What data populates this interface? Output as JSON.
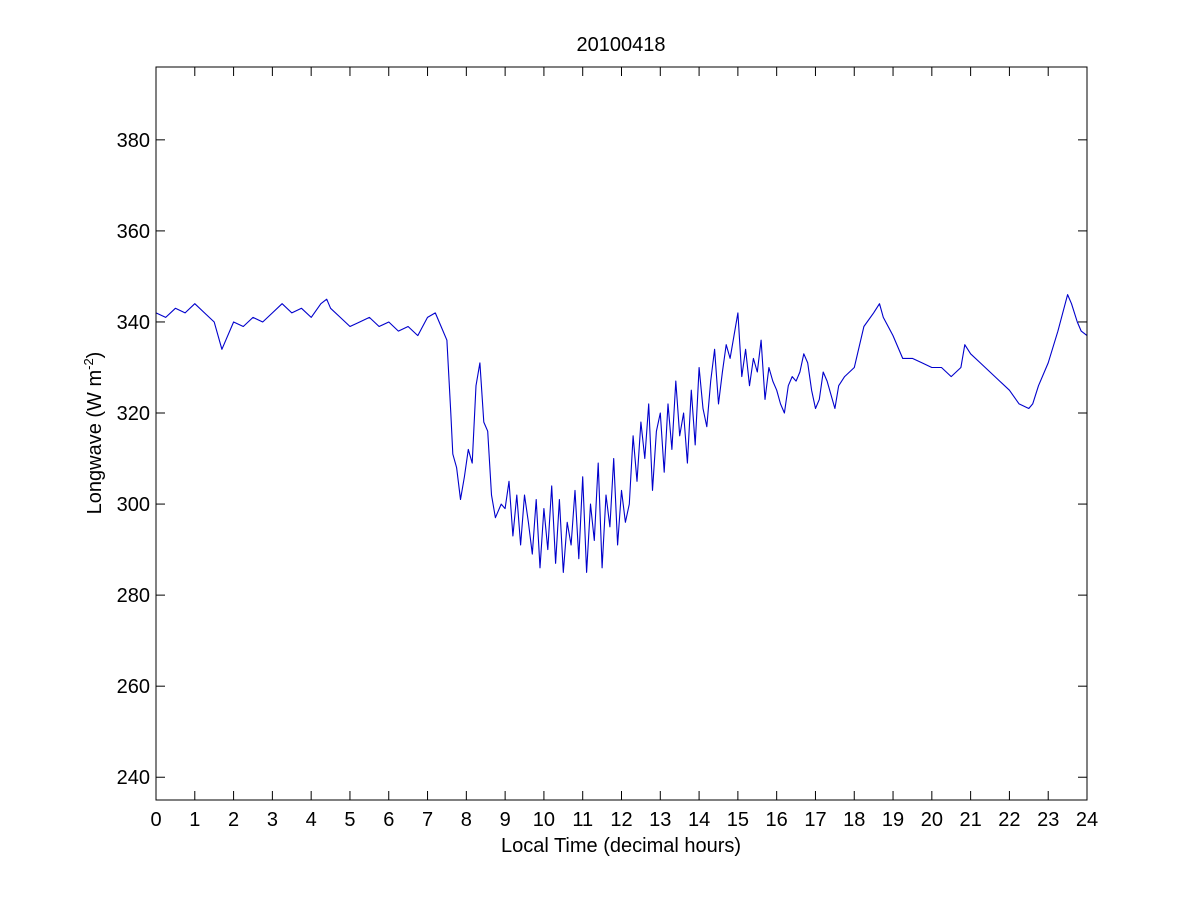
{
  "chart_data": {
    "type": "line",
    "title": "20100418",
    "xlabel": "Local Time (decimal hours)",
    "ylabel": {
      "main": "Longwave (W m",
      "sup": "-2",
      "close": ")"
    },
    "xlim": [
      0,
      24
    ],
    "ylim": [
      235,
      396
    ],
    "xticks": [
      0,
      1,
      2,
      3,
      4,
      5,
      6,
      7,
      8,
      9,
      10,
      11,
      12,
      13,
      14,
      15,
      16,
      17,
      18,
      19,
      20,
      21,
      22,
      23,
      24
    ],
    "yticks": [
      240,
      260,
      280,
      300,
      320,
      340,
      360,
      380
    ],
    "grid": false,
    "line_color": "#0000cc",
    "series": [
      {
        "x": [
          0,
          0.25,
          0.5,
          0.75,
          1,
          1.25,
          1.5,
          1.7,
          1.8,
          2,
          2.25,
          2.5,
          2.75,
          3,
          3.25,
          3.5,
          3.75,
          4,
          4.25,
          4.4,
          4.5,
          4.75,
          5,
          5.25,
          5.5,
          5.75,
          6,
          6.25,
          6.5,
          6.75,
          7,
          7.2,
          7.35,
          7.5,
          7.6,
          7.65,
          7.75,
          7.85,
          7.95,
          8.05,
          8.15,
          8.25,
          8.35,
          8.45,
          8.55,
          8.65,
          8.75,
          8.9,
          9,
          9.1,
          9.2,
          9.3,
          9.4,
          9.5,
          9.6,
          9.7,
          9.8,
          9.9,
          10,
          10.1,
          10.2,
          10.3,
          10.4,
          10.5,
          10.6,
          10.7,
          10.8,
          10.9,
          11,
          11.1,
          11.2,
          11.3,
          11.4,
          11.5,
          11.6,
          11.7,
          11.8,
          11.9,
          12,
          12.1,
          12.2,
          12.3,
          12.4,
          12.5,
          12.6,
          12.7,
          12.8,
          12.9,
          13,
          13.1,
          13.2,
          13.3,
          13.4,
          13.5,
          13.6,
          13.7,
          13.8,
          13.9,
          14,
          14.1,
          14.2,
          14.3,
          14.4,
          14.5,
          14.6,
          14.7,
          14.8,
          14.9,
          15,
          15.1,
          15.2,
          15.3,
          15.4,
          15.5,
          15.6,
          15.7,
          15.8,
          15.9,
          16,
          16.1,
          16.2,
          16.3,
          16.4,
          16.5,
          16.6,
          16.7,
          16.8,
          16.9,
          17,
          17.1,
          17.2,
          17.3,
          17.4,
          17.5,
          17.6,
          17.75,
          18,
          18.25,
          18.5,
          18.65,
          18.75,
          19,
          19.25,
          19.5,
          19.75,
          20,
          20.25,
          20.5,
          20.75,
          20.85,
          21,
          21.25,
          21.5,
          21.75,
          22,
          22.25,
          22.5,
          22.6,
          22.75,
          23,
          23.25,
          23.5,
          23.6,
          23.75,
          23.85,
          24
        ],
        "y": [
          342,
          341,
          343,
          342,
          344,
          342,
          340,
          334,
          336,
          340,
          339,
          341,
          340,
          342,
          344,
          342,
          343,
          341,
          344,
          345,
          343,
          341,
          339,
          340,
          341,
          339,
          340,
          338,
          339,
          337,
          341,
          342,
          339,
          336,
          320,
          311,
          308,
          301,
          306,
          312,
          309,
          326,
          331,
          318,
          316,
          302,
          297,
          300,
          299,
          305,
          293,
          302,
          291,
          302,
          296,
          289,
          301,
          286,
          299,
          290,
          304,
          287,
          301,
          285,
          296,
          291,
          303,
          288,
          306,
          285,
          300,
          292,
          309,
          286,
          302,
          295,
          310,
          291,
          303,
          296,
          300,
          315,
          305,
          318,
          310,
          322,
          303,
          316,
          320,
          307,
          322,
          312,
          327,
          315,
          320,
          309,
          325,
          313,
          330,
          321,
          317,
          327,
          334,
          322,
          329,
          335,
          332,
          337,
          342,
          328,
          334,
          326,
          332,
          329,
          336,
          323,
          330,
          327,
          325,
          322,
          320,
          326,
          328,
          327,
          329,
          333,
          331,
          325,
          321,
          323,
          329,
          327,
          324,
          321,
          326,
          328,
          330,
          339,
          342,
          344,
          341,
          337,
          332,
          332,
          331,
          330,
          330,
          328,
          330,
          335,
          333,
          331,
          329,
          327,
          325,
          322,
          321,
          322,
          326,
          331,
          338,
          346,
          344,
          340,
          338,
          337
        ]
      }
    ]
  }
}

# # # #

> **PROBLEM TO WORK ON**:
Transcribe the preceding listing in its entirety and with exact wording, leaving out pictures.

> **FULL ANSWER**:
What data populates this interface? Output as JSON.
{
  "chart_data": {
    "type": "line",
    "title": "20100418",
    "xlabel": "Local Time (decimal hours)",
    "ylabel": {
      "main": "Longwave (W m",
      "sup": "-2",
      "close": ")"
    },
    "xlim": [
      0,
      24
    ],
    "ylim": [
      235,
      396
    ],
    "xticks": [
      0,
      1,
      2,
      3,
      4,
      5,
      6,
      7,
      8,
      9,
      10,
      11,
      12,
      13,
      14,
      15,
      16,
      17,
      18,
      19,
      20,
      21,
      22,
      23,
      24
    ],
    "yticks": [
      240,
      260,
      280,
      300,
      320,
      340,
      360,
      380
    ],
    "grid": false,
    "line_color": "#0000cc",
    "series": [
      {
        "x": [
          0,
          0.25,
          0.5,
          0.75,
          1,
          1.25,
          1.5,
          1.7,
          1.8,
          2,
          2.25,
          2.5,
          2.75,
          3,
          3.25,
          3.5,
          3.75,
          4,
          4.25,
          4.4,
          4.5,
          4.75,
          5,
          5.25,
          5.5,
          5.75,
          6,
          6.25,
          6.5,
          6.75,
          7,
          7.2,
          7.35,
          7.5,
          7.6,
          7.65,
          7.75,
          7.85,
          7.95,
          8.05,
          8.15,
          8.25,
          8.35,
          8.45,
          8.55,
          8.65,
          8.75,
          8.9,
          9,
          9.1,
          9.2,
          9.3,
          9.4,
          9.5,
          9.6,
          9.7,
          9.8,
          9.9,
          10,
          10.1,
          10.2,
          10.3,
          10.4,
          10.5,
          10.6,
          10.7,
          10.8,
          10.9,
          11,
          11.1,
          11.2,
          11.3,
          11.4,
          11.5,
          11.6,
          11.7,
          11.8,
          11.9,
          12,
          12.1,
          12.2,
          12.3,
          12.4,
          12.5,
          12.6,
          12.7,
          12.8,
          12.9,
          13,
          13.1,
          13.2,
          13.3,
          13.4,
          13.5,
          13.6,
          13.7,
          13.8,
          13.9,
          14,
          14.1,
          14.2,
          14.3,
          14.4,
          14.5,
          14.6,
          14.7,
          14.8,
          14.9,
          15,
          15.1,
          15.2,
          15.3,
          15.4,
          15.5,
          15.6,
          15.7,
          15.8,
          15.9,
          16,
          16.1,
          16.2,
          16.3,
          16.4,
          16.5,
          16.6,
          16.7,
          16.8,
          16.9,
          17,
          17.1,
          17.2,
          17.3,
          17.4,
          17.5,
          17.6,
          17.75,
          18,
          18.25,
          18.5,
          18.65,
          18.75,
          19,
          19.25,
          19.5,
          19.75,
          20,
          20.25,
          20.5,
          20.75,
          20.85,
          21,
          21.25,
          21.5,
          21.75,
          22,
          22.25,
          22.5,
          22.6,
          22.75,
          23,
          23.25,
          23.5,
          23.6,
          23.75,
          23.85,
          24
        ],
        "y": [
          342,
          341,
          343,
          342,
          344,
          342,
          340,
          334,
          336,
          340,
          339,
          341,
          340,
          342,
          344,
          342,
          343,
          341,
          344,
          345,
          343,
          341,
          339,
          340,
          341,
          339,
          340,
          338,
          339,
          337,
          341,
          342,
          339,
          336,
          320,
          311,
          308,
          301,
          306,
          312,
          309,
          326,
          331,
          318,
          316,
          302,
          297,
          300,
          299,
          305,
          293,
          302,
          291,
          302,
          296,
          289,
          301,
          286,
          299,
          290,
          304,
          287,
          301,
          285,
          296,
          291,
          303,
          288,
          306,
          285,
          300,
          292,
          309,
          286,
          302,
          295,
          310,
          291,
          303,
          296,
          300,
          315,
          305,
          318,
          310,
          322,
          303,
          316,
          320,
          307,
          322,
          312,
          327,
          315,
          320,
          309,
          325,
          313,
          330,
          321,
          317,
          327,
          334,
          322,
          329,
          335,
          332,
          337,
          342,
          328,
          334,
          326,
          332,
          329,
          336,
          323,
          330,
          327,
          325,
          322,
          320,
          326,
          328,
          327,
          329,
          333,
          331,
          325,
          321,
          323,
          329,
          327,
          324,
          321,
          326,
          328,
          330,
          339,
          342,
          344,
          341,
          337,
          332,
          332,
          331,
          330,
          330,
          328,
          330,
          335,
          333,
          331,
          329,
          327,
          325,
          322,
          321,
          322,
          326,
          331,
          338,
          346,
          344,
          340,
          338,
          337
        ]
      }
    ]
  }
}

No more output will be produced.